(Structured figure records)
□ □ □ □ □

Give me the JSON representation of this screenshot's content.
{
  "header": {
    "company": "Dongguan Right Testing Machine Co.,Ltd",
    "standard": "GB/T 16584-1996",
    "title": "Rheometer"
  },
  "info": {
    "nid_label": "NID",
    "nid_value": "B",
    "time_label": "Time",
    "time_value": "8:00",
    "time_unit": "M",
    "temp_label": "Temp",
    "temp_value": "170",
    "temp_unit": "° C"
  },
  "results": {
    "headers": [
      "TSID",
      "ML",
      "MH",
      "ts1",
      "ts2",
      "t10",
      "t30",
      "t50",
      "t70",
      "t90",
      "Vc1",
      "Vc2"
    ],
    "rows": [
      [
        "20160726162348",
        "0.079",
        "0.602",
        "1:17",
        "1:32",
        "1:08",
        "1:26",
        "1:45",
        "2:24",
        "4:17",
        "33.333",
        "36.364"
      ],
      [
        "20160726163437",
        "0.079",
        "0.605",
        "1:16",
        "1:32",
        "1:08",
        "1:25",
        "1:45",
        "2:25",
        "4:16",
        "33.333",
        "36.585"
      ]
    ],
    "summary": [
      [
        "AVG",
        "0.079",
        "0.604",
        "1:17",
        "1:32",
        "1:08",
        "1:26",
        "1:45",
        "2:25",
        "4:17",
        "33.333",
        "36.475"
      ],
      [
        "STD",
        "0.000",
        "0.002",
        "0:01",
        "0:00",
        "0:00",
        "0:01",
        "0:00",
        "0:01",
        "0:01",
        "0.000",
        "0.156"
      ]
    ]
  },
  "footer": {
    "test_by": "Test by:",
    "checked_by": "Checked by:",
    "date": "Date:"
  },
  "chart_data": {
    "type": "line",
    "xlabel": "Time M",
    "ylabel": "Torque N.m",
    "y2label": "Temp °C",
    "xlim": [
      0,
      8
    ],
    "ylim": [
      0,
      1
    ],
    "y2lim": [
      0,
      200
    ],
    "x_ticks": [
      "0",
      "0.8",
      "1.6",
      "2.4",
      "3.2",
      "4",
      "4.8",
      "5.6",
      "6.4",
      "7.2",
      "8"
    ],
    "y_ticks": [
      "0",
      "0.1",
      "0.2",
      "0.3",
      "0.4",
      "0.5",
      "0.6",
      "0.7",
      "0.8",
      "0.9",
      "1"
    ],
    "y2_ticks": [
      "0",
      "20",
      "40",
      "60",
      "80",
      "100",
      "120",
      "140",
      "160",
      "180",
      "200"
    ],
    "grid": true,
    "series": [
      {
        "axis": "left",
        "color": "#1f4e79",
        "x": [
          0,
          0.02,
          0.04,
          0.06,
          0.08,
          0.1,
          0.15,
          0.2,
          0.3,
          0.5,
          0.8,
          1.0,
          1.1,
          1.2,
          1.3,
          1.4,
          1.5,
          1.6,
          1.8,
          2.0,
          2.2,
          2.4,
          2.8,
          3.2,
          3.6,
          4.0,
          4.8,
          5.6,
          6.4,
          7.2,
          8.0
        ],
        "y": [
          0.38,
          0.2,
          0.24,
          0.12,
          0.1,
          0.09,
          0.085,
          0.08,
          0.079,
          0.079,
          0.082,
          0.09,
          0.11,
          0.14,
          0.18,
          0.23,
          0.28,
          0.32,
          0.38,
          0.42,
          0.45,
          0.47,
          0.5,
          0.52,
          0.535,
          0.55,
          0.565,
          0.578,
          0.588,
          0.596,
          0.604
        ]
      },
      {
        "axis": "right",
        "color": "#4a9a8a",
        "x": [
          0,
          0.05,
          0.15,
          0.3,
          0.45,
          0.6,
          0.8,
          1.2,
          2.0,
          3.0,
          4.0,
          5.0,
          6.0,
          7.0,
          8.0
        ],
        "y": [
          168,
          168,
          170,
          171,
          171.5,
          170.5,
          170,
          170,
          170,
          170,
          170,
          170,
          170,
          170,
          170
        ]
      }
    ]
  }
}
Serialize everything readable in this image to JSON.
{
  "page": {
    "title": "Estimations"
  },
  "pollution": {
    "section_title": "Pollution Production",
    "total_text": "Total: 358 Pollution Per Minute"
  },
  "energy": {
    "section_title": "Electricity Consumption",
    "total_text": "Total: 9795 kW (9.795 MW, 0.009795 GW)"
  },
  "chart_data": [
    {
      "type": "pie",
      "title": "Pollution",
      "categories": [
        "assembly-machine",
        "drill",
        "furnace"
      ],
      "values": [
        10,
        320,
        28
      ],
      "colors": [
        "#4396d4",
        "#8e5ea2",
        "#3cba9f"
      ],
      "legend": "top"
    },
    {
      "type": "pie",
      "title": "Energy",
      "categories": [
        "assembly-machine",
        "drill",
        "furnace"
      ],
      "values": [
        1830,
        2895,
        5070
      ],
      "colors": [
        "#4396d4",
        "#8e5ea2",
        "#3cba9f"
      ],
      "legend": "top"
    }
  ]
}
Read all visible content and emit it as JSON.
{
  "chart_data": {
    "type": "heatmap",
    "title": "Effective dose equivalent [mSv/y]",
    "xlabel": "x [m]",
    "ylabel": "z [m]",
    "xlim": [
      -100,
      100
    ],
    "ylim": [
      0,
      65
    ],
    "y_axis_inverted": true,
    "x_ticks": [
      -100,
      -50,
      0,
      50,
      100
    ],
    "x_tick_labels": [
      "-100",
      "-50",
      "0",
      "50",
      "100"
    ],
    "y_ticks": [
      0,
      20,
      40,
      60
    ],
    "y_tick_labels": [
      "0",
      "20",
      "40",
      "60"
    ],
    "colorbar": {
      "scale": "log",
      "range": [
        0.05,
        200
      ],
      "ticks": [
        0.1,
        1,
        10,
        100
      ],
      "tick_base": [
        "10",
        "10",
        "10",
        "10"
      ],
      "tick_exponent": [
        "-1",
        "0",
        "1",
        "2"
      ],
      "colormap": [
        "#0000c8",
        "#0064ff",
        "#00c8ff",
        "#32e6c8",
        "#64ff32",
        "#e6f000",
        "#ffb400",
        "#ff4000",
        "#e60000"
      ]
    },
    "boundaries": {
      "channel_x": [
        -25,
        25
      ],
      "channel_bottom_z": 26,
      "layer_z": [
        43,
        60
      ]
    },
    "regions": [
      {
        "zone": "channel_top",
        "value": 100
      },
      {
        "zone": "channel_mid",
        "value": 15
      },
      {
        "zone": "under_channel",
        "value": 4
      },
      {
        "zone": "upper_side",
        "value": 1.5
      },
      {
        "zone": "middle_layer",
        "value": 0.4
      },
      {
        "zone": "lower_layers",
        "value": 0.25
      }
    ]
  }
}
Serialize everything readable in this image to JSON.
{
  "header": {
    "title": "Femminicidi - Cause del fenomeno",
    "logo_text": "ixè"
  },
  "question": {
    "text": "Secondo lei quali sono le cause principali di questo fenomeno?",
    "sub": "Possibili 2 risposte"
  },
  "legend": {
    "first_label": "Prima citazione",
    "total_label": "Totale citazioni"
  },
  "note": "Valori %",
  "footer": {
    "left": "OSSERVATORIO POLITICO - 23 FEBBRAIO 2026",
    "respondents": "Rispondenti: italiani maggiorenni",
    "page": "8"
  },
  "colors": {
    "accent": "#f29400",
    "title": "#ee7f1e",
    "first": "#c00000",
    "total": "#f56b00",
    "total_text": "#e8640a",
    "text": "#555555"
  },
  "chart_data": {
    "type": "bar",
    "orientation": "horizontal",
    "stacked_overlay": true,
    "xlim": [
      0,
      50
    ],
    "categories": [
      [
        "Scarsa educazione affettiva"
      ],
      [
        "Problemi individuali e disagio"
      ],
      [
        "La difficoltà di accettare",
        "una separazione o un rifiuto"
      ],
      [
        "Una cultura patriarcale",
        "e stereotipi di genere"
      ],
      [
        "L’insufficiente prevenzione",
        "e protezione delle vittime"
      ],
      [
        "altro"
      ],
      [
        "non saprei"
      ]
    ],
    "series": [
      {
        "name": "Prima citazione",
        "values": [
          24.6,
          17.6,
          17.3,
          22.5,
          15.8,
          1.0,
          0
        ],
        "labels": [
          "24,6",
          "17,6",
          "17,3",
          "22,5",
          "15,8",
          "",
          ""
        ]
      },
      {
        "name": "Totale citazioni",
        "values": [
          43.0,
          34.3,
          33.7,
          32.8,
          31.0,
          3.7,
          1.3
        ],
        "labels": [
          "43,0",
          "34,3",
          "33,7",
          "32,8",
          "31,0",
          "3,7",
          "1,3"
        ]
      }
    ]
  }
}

□ □ □ □ □

▶ [SHORT PROBLEM]:
Scan the listing above. Gather each line that contains the word "citazione".

▶ [ANSWER]:
    "first_label": "Prima citazione",
        "name": "Prima citazione",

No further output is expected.